Goal of the exercise » What is the number of lines in the entries that include the word "Cuenca"? Respond with the number only.
── Supplied material ──
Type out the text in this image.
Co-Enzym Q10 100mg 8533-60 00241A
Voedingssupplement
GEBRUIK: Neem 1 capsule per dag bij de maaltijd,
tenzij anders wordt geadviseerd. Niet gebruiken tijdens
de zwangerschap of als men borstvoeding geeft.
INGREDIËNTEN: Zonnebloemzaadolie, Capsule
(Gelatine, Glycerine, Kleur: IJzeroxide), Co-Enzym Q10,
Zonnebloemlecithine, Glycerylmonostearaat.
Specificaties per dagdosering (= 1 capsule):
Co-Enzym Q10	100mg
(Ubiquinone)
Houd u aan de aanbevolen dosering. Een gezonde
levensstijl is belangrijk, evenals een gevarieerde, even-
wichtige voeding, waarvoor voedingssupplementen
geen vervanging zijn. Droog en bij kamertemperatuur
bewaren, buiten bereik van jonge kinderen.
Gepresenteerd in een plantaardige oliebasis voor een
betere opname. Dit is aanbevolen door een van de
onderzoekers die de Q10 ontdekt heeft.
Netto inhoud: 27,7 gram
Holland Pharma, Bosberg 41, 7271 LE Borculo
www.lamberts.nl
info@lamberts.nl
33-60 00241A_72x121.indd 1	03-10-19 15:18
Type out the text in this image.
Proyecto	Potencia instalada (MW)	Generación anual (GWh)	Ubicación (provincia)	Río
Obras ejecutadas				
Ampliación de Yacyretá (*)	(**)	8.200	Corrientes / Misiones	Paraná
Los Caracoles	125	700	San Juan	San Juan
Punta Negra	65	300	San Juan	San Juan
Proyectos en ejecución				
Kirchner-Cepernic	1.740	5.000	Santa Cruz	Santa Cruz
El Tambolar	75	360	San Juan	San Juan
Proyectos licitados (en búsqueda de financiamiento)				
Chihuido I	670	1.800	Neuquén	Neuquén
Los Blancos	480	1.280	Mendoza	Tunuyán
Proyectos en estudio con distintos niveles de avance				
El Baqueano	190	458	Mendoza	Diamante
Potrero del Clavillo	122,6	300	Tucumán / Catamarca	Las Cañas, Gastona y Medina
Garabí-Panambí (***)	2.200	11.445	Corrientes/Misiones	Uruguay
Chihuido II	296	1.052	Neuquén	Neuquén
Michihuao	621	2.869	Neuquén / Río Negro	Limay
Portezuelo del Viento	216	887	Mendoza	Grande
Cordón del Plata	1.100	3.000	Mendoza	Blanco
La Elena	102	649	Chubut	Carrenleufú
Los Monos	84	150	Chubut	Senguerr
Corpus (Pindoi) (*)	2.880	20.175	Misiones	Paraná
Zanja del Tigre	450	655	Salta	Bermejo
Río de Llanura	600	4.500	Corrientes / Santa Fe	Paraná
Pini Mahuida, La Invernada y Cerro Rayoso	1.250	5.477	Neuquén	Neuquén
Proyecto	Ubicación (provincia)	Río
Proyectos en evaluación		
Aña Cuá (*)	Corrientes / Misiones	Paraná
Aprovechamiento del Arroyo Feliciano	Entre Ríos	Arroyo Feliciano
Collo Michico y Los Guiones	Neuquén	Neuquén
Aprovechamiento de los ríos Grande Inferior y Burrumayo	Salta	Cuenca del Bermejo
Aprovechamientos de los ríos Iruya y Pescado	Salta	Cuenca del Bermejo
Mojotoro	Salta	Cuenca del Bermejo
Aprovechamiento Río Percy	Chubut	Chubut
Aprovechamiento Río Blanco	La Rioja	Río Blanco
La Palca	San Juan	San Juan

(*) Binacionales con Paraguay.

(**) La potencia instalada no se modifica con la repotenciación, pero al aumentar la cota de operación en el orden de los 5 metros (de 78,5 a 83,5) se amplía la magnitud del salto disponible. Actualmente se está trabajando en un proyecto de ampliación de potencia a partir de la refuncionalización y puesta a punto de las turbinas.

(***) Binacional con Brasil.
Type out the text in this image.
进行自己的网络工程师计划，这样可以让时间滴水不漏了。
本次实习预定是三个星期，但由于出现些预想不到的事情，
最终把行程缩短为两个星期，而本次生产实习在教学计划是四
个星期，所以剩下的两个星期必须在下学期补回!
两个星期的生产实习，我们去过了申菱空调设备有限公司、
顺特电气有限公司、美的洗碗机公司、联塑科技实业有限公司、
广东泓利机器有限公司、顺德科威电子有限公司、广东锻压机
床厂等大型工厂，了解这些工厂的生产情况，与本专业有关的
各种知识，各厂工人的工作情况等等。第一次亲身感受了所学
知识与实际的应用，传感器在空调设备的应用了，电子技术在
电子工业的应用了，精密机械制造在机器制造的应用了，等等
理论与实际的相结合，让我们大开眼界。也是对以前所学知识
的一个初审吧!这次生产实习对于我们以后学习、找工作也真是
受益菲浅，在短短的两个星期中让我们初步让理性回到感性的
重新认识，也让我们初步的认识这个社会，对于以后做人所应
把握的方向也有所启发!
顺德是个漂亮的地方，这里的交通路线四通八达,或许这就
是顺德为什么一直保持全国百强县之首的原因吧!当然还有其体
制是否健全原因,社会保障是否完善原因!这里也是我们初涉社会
───
Exercise response » 3